**Teks yang Ditampilkan**:

PALOPOPOS.FAJAR.CO.ID JAKARTA -- PT Sarana Multi Infrastruktur (PT SMI) semakin gencar mengucurkan pendanaan untuk beragam proyek transisi energi di Tanah Air. Komitmen pendanaan ini mengalir ke berbagai portofolio hijau dengan profil risiko rendah hingga tinggi.
Beberapa proyek itu ialah pembangkit listrik tenaga surya (PLTS), pembangkit hidro (PLTA), hingga panas bumi (PLTP).
Direktur PT Sarana Multi Infrastruktur (SMI) Pradana Murti mengungkapkan, sampai akhir 2023 SMI telah membiayai 60 proyek Energi Baru Terbarukan (EBT) dengan komitmen kumulatif senilai Rp 13,7 triliun dan nilai proyek kumulatif senilai Rp 37,05 triliun.
“Kedua figur tersebut tumbuh masing-masing sebesar 13,1% dan 10,4% dibandingkan 2022, dengan komitmen kumulatif senilai Rp 12,1 triliun dan nilai proyek senilai Rp 33,5 triliun pada akhir tahun 2022,” ujarnya kepada Kontan.co.id, Jumat (16/2).
Merujuk pada target EBT yang tercantum dalam Rencana Jangka Panjang Perusahaan (RJPP) SMI 2024-2028, portofolio EBT diproyeksikan tumbuh dengan CAGR 21%. Hal ini sejalan dengan mandat SMI menjalankan peran katalis, khususnya dalam mendukung EBT yang termasuk dalam sektor emerging frontier yang diproyeksikan akan memiliki jumlah permintaan yang semakin besar ke depannya.
Untuk mendukung pembiayaan sektor EBT, SMI juga akan melakukan thematic funding yang berkaitan dengan pendanaan proyek hijau, baik melalui kerjasama pendanaan dengan Development Finance Institution (DFI), eksplorasi alternatif pendanaan dari Pemerintah (OIP), maupun penerbitan instrumen keuangan yang mendukung pertumbuhan aset hijau, seperti green bond, sustainability linked loan, dan lain sebagainya.
Peran SMI semakin penting dalam transisi energi di Indonesia karena diakui sebagai salah satu lembaga keuangan yang dapat diandalkan.
Direktur Eksekutif Institute for Essential Services Reform (IESR) Fabby Tumiwa menyatakan, SMI ditugaskan oleh Kementerian Keuangan untuk memberikan pendanaan ke proyek infrastruktur hijau yakni pembangkit EBT.

**Kutipan Baris**:
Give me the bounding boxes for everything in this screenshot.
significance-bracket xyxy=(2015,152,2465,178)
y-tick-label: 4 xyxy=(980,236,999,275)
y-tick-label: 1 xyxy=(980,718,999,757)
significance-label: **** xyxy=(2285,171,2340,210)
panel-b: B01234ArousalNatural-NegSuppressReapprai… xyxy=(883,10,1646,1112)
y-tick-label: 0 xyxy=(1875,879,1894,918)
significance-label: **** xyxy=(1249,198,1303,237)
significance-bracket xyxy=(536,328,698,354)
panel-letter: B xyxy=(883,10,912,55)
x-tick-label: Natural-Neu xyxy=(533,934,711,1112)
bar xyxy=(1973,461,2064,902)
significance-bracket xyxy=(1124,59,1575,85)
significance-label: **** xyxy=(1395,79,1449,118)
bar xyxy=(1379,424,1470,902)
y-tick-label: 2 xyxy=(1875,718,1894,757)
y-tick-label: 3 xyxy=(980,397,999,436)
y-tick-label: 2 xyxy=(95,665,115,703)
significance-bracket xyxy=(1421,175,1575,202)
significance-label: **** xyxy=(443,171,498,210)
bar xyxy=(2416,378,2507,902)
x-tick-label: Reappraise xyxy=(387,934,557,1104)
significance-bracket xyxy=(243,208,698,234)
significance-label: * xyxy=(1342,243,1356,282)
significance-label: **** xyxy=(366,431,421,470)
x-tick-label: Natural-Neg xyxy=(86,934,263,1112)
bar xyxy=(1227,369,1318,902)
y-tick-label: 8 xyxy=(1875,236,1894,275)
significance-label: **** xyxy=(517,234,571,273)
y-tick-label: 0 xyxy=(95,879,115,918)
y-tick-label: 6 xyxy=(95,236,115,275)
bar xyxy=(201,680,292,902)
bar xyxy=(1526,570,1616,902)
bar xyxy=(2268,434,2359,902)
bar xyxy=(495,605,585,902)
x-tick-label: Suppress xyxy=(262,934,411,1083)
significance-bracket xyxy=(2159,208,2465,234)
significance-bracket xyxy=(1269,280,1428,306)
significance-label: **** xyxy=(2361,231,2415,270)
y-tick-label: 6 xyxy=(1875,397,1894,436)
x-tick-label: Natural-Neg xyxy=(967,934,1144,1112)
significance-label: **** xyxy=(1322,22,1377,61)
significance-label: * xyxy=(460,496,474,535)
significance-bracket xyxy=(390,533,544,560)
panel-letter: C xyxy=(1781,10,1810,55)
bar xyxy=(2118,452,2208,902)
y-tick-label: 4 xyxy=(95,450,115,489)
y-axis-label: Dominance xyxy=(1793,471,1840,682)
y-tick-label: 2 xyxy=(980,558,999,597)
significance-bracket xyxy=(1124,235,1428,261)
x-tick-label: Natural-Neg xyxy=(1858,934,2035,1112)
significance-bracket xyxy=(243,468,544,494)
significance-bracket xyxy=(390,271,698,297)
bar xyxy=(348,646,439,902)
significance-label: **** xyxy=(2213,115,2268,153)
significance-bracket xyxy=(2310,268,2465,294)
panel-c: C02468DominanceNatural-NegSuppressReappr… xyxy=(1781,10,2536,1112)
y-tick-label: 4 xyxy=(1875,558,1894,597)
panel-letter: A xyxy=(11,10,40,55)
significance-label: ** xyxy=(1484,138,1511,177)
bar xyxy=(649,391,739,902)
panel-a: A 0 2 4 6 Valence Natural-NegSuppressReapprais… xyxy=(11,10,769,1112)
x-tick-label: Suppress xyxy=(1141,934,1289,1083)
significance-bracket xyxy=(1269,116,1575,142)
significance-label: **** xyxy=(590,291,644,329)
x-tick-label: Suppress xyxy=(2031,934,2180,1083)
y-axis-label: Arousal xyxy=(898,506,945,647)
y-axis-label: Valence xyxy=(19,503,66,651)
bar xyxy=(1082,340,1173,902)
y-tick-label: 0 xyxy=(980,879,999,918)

**Tugas Latihan**:
**1.** Menurut artikel tentang pendanaan PT SMI, berapa proyek EBT yang telah dibiayai SMI sampai akhir 2023?
**2.** Sebutkan semua jenis pembangkit listrik yang disebut dalam artikel tentang pendanaan PT SMI sebagai proyek yang dibiayainya.
**3.** Tuliskan kembali tanpa perubahan bagian artikel tentang pendanaan PT SMI yang dibuka dengan kata-kata yang memuat "Direktur PT Sarana" dan ditutup dengan "Rp 37,05 triliun.".

**Jawaban Latihan**:
**1.** Sampai akhir 2023, SMI telah membiayai 60 proyek Energi Baru Terbarukan (EBT).

**2.**
- Pembangkit listrik tenaga surya (PLTS)
- Pembangkit hidro (PLTA)
- Panas bumi (PLTP)

**3.**
Direktur PT Sarana Multi Infrastruktur (SMI) Pradana Murti mengungkapkan, sampai akhir 2023 SMI telah membiayai 60 proyek Energi Baru Terbarukan (EBT) dengan komitmen kumulatif senilai Rp 13,7 triliun dan nilai proyek kumulatif senilai Rp 37,05 triliun.